[Extracted records]
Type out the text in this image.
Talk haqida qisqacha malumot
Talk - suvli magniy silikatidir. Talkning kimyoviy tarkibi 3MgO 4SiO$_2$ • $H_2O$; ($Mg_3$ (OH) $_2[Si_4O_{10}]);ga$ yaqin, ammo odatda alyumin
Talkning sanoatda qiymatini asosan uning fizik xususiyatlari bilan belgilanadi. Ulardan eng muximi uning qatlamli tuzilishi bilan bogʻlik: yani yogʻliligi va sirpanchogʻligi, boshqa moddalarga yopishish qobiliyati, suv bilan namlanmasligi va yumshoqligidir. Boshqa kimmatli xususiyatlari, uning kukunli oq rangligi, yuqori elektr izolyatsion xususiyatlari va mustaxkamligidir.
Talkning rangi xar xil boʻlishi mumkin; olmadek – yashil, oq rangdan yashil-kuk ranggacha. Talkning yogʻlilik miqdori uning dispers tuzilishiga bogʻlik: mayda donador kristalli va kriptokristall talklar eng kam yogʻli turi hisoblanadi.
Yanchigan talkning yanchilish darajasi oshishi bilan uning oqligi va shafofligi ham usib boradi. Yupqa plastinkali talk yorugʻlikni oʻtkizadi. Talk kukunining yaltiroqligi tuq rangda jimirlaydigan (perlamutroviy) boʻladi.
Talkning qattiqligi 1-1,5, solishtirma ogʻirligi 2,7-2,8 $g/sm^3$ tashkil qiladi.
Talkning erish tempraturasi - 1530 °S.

### The request
Write out all of the records once more, exactly.

### Response to the task
Type out the text in this image.
Talk haqida qisqacha malumot
Talk - suvli magniy silikatidir. Talkning kimyoviy tarkibi 3MgO 4SiO$_2$ • $H_2O$; ($Mg_3$ (OH) $_2[Si_4O_{10}]);ga$ yaqin, ammo odatda alyumin
Talkning sanoatda qiymatini asosan uning fizik xususiyatlari bilan belgilanadi. Ulardan eng muximi uning qatlamli tuzilishi bilan bogʻlik: yani yogʻliligi va sirpanchogʻligi, boshqa moddalarga yopishish qobiliyati, suv bilan namlanmasligi va yumshoqligidir. Boshqa kimmatli xususiyatlari, uning kukunli oq rangligi, yuqori elektr izolyatsion xususiyatlari va mustaxkamligidir.
Talkning rangi xar xil boʻlishi mumkin; olmadek – yashil, oq rangdan yashil-kuk ranggacha. Talkning yogʻlilik miqdori uning dispers tuzilishiga bogʻlik: mayda donador kristalli va kriptokristall talklar eng kam yogʻli turi hisoblanadi.
Yanchigan talkning yanchilish darajasi oshishi bilan uning oqligi va shafofligi ham usib boradi. Yupqa plastinkali talk yorugʻlikni oʻtkizadi. Talk kukunining yaltiroqligi tuq rangda jimirlaydigan (perlamutroviy) boʻladi.
Talkning qattiqligi 1-1,5, solishtirma ogʻirligi 2,7-2,8 $g/sm^3$ tashkil qiladi.
Talkning erish tempraturasi - 1530 °S.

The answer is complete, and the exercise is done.